╔══

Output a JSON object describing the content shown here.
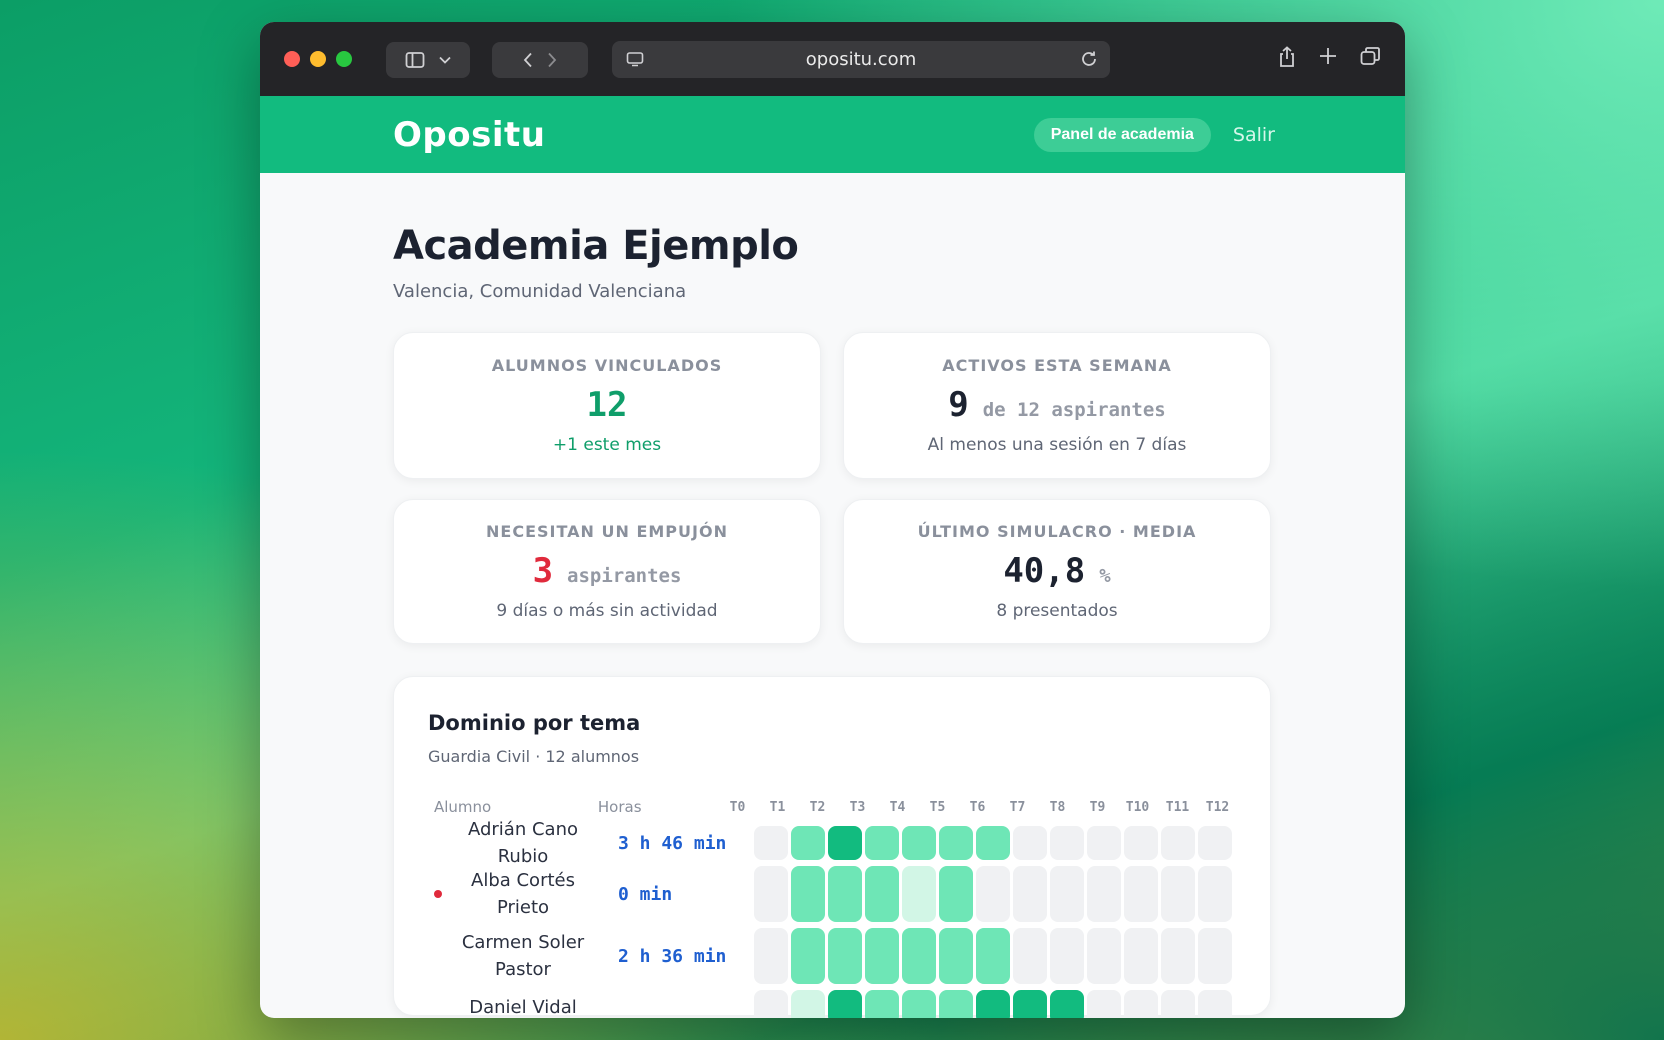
{
  "browser": {
    "url": "opositu.com"
  },
  "header": {
    "logo": "Opositu",
    "panel_button": "Panel de academia",
    "logout_link": "Salir"
  },
  "academy": {
    "name": "Academia Ejemplo",
    "location": "Valencia, Comunidad Valenciana"
  },
  "stats": {
    "linked": {
      "label": "ALUMNOS VINCULADOS",
      "value": "12",
      "note": "+1 este mes"
    },
    "active": {
      "label": "ACTIVOS ESTA SEMANA",
      "value": "9",
      "unit": "de 12 aspirantes",
      "note": "Al menos una sesión en 7 días"
    },
    "nudge": {
      "label": "NECESITAN UN EMPUJÓN",
      "value": "3",
      "unit": "aspirantes",
      "note": "9 días o más sin actividad"
    },
    "mock": {
      "label": "ÚLTIMO SIMULACRO · MEDIA",
      "value": "40,8",
      "unit": "%",
      "note": "8 presentados"
    }
  },
  "domain": {
    "title": "Dominio por tema",
    "subtitle": "Guardia Civil · 12 alumnos",
    "columns": {
      "student": "Alumno",
      "hours": "Horas"
    },
    "topics": [
      "T0",
      "T1",
      "T2",
      "T3",
      "T4",
      "T5",
      "T6",
      "T7",
      "T8",
      "T9",
      "T10",
      "T11",
      "T12"
    ],
    "rows": [
      {
        "name": "Adrián Cano Rubio",
        "hours": "3 h 46 min",
        "flag": false,
        "levels": [
          0,
          2,
          3,
          2,
          2,
          2,
          2,
          0,
          0,
          0,
          0,
          0,
          0
        ]
      },
      {
        "name": "Alba Cortés Prieto",
        "hours": "0 min",
        "flag": true,
        "levels": [
          0,
          2,
          2,
          2,
          1,
          2,
          0,
          0,
          0,
          0,
          0,
          0,
          0
        ]
      },
      {
        "name": "Carmen Soler Pastor",
        "hours": "2 h 36 min",
        "flag": false,
        "levels": [
          0,
          2,
          2,
          2,
          2,
          2,
          2,
          0,
          0,
          0,
          0,
          0,
          0
        ]
      },
      {
        "name": "Daniel Vidal",
        "hours": "",
        "flag": false,
        "levels": [
          0,
          1,
          3,
          2,
          2,
          2,
          3,
          3,
          3,
          0,
          0,
          0,
          0
        ]
      }
    ]
  }
}
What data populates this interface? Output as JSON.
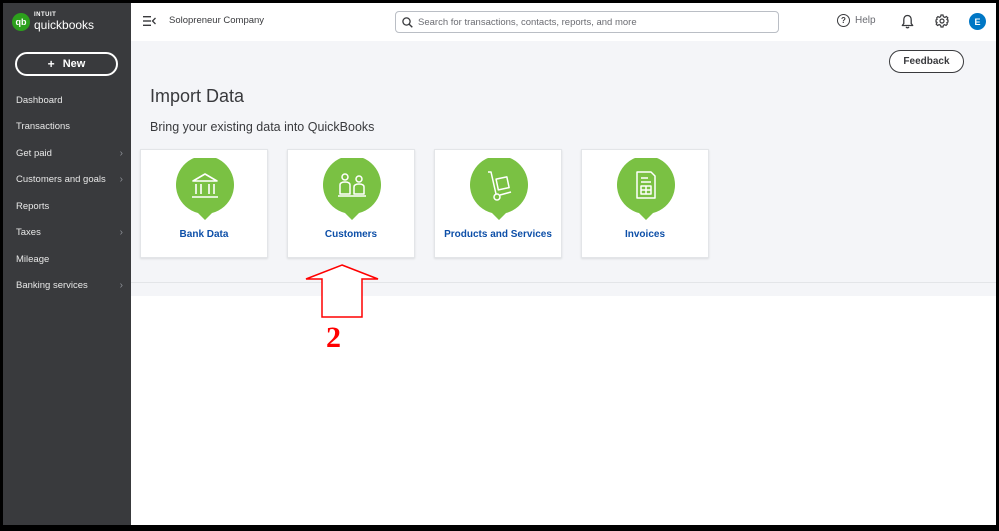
{
  "brand": {
    "badge": "qb",
    "intuit": "INTUIT",
    "product": "quickbooks",
    "color": "#2ca01c"
  },
  "sidebar": {
    "new_button": "New",
    "items": [
      {
        "label": "Dashboard",
        "chevron": false
      },
      {
        "label": "Transactions",
        "chevron": false
      },
      {
        "label": "Get paid",
        "chevron": true
      },
      {
        "label": "Customers and goals",
        "chevron": true
      },
      {
        "label": "Reports",
        "chevron": false
      },
      {
        "label": "Taxes",
        "chevron": true
      },
      {
        "label": "Mileage",
        "chevron": false
      },
      {
        "label": "Banking services",
        "chevron": true
      }
    ]
  },
  "header": {
    "company": "Solopreneur Company",
    "search_placeholder": "Search for transactions, contacts, reports, and more",
    "help": "Help",
    "avatar_initial": "E"
  },
  "main": {
    "feedback": "Feedback",
    "title": "Import Data",
    "subtitle": "Bring your existing data into QuickBooks",
    "cards": [
      {
        "label": "Bank Data",
        "icon": "bank-icon"
      },
      {
        "label": "Customers",
        "icon": "customers-icon"
      },
      {
        "label": "Products and Services",
        "icon": "hand-truck-icon"
      },
      {
        "label": "Invoices",
        "icon": "invoice-icon"
      }
    ]
  },
  "annotation": {
    "step_number": "2",
    "color": "#ff0000"
  }
}
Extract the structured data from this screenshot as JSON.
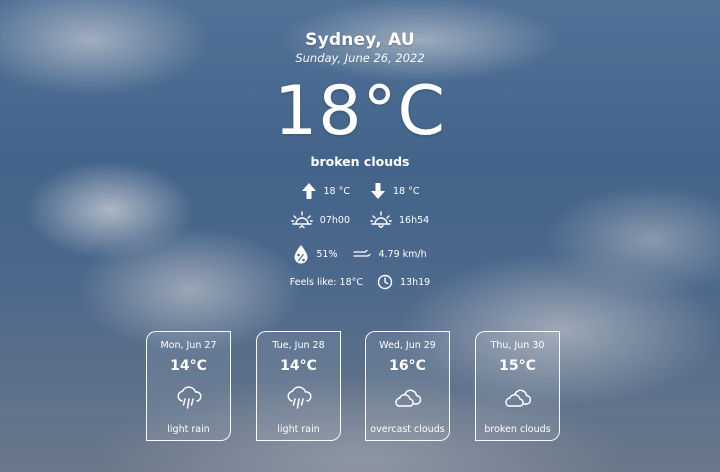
{
  "location": {
    "city": "Sydney, AU",
    "date": "Sunday, June 26, 2022"
  },
  "current": {
    "temperature": "18°C",
    "description": "broken clouds",
    "temp_max": "18 °C",
    "temp_min": "18 °C",
    "sunrise": "07h00",
    "sunset": "16h54",
    "humidity": "51%",
    "wind": "4.79 km/h",
    "feels_like": "Feels like: 18°C",
    "time": "13h19"
  },
  "forecast": [
    {
      "date": "Mon, Jun 27",
      "temp": "14°C",
      "icon": "rain-cloud-icon",
      "description": "light rain"
    },
    {
      "date": "Tue, Jun 28",
      "temp": "14°C",
      "icon": "rain-cloud-icon",
      "description": "light rain"
    },
    {
      "date": "Wed, Jun 29",
      "temp": "16°C",
      "icon": "clouds-icon",
      "description": "overcast clouds"
    },
    {
      "date": "Thu, Jun 30",
      "temp": "15°C",
      "icon": "clouds-icon",
      "description": "broken clouds"
    }
  ]
}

╚══

» Task description
Filter the records above for "hours" and copy every matching line.

» Task output
      "hours": "Horas"
        "hours": "3 h 46 min",
        "hours": "0 min",
        "hours": "2 h 36 min",
        "hours": "",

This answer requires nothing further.